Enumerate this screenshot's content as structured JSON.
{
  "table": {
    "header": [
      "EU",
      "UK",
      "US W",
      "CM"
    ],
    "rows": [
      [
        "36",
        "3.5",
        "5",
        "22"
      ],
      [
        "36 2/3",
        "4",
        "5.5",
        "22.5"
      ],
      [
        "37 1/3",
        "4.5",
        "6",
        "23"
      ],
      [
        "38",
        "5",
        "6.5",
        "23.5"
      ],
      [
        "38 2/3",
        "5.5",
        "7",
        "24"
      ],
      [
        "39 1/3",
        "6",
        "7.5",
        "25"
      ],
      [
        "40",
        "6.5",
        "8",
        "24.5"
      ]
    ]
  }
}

____________________

YOUR GOAL >> Return the listing above in full, character for character.

FULL RESPONSE >>
Enumerate this screenshot's content as structured JSON.
{
  "table": {
    "header": [
      "EU",
      "UK",
      "US W",
      "CM"
    ],
    "rows": [
      [
        "36",
        "3.5",
        "5",
        "22"
      ],
      [
        "36 2/3",
        "4",
        "5.5",
        "22.5"
      ],
      [
        "37 1/3",
        "4.5",
        "6",
        "23"
      ],
      [
        "38",
        "5",
        "6.5",
        "23.5"
      ],
      [
        "38 2/3",
        "5.5",
        "7",
        "24"
      ],
      [
        "39 1/3",
        "6",
        "7.5",
        "25"
      ],
      [
        "40",
        "6.5",
        "8",
        "24.5"
      ]
    ]
  }
}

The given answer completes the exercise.